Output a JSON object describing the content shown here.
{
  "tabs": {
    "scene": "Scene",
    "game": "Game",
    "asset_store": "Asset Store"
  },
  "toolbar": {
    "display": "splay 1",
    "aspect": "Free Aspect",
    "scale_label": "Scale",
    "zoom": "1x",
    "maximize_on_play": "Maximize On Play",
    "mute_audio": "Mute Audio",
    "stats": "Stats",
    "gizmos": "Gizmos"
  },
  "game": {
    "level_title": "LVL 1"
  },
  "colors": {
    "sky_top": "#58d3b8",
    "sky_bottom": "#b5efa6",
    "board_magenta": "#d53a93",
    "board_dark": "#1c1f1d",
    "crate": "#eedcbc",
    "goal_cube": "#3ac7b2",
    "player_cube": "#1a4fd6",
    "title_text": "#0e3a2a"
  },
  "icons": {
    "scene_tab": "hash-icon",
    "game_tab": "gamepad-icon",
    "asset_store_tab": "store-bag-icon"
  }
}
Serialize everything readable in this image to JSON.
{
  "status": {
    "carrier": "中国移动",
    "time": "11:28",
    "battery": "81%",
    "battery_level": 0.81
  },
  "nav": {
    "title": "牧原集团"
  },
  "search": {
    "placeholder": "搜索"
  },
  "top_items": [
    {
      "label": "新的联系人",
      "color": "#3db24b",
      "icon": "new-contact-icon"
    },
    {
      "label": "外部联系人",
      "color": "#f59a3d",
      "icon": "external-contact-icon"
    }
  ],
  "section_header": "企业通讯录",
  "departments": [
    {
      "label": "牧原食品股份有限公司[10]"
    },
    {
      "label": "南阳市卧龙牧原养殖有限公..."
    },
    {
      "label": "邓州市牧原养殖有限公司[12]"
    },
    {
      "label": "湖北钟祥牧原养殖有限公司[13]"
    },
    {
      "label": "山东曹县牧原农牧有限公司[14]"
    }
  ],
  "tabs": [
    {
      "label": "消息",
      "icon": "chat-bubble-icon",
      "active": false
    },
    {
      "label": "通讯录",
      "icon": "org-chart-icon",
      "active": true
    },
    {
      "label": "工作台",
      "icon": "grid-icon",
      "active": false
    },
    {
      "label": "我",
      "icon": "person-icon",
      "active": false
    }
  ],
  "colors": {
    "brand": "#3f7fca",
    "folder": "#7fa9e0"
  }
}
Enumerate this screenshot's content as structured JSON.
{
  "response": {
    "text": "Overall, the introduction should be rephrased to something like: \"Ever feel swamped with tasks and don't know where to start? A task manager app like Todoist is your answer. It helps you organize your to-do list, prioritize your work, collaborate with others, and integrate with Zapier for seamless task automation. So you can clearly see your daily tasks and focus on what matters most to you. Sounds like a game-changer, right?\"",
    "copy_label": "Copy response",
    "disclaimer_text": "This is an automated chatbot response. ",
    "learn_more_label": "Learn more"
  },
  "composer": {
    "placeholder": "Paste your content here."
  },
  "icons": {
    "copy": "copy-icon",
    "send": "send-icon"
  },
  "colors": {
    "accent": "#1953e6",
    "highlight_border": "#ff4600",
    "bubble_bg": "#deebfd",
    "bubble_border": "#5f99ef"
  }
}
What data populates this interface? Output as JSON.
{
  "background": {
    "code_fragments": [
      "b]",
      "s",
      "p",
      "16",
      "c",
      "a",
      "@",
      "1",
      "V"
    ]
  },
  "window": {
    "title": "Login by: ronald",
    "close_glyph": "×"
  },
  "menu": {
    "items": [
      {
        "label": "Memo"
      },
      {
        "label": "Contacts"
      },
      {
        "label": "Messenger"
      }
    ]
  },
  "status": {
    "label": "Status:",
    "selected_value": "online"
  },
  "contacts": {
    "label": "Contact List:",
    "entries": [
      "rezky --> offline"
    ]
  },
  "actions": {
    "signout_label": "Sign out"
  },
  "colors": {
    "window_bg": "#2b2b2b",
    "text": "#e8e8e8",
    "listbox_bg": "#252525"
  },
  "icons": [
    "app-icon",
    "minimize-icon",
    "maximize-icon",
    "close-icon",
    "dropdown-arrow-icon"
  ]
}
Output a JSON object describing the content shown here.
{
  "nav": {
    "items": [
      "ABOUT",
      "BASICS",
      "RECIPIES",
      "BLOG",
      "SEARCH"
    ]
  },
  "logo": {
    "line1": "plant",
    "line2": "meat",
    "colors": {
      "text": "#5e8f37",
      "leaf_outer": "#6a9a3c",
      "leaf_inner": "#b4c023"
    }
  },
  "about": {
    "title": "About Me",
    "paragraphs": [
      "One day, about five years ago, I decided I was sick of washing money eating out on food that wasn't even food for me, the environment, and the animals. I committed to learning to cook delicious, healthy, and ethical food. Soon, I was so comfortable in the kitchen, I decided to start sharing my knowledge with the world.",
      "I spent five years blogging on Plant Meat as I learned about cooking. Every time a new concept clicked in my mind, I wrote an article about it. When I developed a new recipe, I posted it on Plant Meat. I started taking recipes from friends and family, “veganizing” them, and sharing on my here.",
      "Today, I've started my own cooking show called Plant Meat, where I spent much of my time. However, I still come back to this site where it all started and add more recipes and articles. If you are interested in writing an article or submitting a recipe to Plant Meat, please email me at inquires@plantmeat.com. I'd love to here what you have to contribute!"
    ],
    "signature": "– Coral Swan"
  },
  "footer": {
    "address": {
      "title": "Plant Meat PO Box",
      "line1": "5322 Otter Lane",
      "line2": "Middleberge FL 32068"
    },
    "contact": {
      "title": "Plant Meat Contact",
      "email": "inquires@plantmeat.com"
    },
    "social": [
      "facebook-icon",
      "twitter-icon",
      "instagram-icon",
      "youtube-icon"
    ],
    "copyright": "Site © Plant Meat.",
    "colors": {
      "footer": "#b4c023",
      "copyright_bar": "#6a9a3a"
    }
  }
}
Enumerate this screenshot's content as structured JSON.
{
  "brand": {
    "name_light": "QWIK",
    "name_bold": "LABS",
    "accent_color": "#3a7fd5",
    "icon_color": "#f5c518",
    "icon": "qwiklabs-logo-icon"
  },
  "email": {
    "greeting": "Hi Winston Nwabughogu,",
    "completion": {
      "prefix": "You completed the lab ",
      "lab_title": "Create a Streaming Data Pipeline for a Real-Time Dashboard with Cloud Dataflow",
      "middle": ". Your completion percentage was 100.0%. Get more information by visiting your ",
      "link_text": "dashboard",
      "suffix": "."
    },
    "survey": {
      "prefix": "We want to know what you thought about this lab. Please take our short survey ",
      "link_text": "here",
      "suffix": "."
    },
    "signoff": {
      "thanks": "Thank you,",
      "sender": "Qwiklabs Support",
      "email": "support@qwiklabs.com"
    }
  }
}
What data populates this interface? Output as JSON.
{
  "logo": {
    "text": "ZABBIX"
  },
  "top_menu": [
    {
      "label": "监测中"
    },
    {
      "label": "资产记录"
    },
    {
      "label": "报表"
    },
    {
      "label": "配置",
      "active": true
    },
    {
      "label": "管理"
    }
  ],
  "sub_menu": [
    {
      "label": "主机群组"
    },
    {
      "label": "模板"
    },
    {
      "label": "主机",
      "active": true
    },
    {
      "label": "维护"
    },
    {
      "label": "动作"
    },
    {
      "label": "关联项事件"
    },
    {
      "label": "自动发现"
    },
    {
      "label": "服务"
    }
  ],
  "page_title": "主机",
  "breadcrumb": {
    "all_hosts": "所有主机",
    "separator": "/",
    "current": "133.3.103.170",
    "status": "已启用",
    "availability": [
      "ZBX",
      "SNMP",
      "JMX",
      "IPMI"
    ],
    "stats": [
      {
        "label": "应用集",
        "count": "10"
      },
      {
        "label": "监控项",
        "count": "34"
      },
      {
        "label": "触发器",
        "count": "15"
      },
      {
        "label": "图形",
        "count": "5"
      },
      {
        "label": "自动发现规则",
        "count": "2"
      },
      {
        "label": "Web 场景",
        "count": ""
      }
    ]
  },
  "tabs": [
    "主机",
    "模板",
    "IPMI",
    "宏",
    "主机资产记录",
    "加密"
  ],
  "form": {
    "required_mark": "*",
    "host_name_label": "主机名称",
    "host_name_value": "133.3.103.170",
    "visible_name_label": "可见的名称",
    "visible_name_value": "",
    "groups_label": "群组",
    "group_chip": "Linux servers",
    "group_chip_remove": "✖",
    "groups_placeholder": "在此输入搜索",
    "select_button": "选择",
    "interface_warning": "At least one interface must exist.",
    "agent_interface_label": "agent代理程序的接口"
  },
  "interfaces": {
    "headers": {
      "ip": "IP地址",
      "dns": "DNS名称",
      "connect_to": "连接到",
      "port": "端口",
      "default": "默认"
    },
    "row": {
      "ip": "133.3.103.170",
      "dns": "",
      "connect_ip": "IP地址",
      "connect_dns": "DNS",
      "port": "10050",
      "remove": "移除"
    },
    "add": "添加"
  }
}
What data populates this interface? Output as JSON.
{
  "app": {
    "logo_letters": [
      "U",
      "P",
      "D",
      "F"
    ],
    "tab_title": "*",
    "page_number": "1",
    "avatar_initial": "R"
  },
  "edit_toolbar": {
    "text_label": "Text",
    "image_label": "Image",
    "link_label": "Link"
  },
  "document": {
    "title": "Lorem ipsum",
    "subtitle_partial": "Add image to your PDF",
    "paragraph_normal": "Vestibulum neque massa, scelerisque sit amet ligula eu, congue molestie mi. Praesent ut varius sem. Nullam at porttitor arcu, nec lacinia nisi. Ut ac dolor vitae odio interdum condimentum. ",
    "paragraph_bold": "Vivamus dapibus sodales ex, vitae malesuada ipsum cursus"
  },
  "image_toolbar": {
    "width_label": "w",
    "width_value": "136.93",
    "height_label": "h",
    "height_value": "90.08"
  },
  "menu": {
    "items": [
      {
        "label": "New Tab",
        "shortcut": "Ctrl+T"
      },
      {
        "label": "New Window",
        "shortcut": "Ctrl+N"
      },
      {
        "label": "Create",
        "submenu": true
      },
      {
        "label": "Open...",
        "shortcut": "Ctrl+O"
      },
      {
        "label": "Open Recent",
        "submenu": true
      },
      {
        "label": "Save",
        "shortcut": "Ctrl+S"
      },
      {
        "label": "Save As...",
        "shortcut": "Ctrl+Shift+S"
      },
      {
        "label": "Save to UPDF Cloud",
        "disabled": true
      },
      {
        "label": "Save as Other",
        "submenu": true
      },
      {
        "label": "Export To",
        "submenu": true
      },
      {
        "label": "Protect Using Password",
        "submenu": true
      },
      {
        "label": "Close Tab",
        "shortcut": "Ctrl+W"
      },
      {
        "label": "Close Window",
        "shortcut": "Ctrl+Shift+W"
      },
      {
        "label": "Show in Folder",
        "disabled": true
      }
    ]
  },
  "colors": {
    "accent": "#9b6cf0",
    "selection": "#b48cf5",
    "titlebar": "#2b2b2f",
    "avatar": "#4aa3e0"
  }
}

### What you should do:
Looking at the listing above, how many of its lines contain the string "Ctrl"? Give the number alone.

### Final result:
7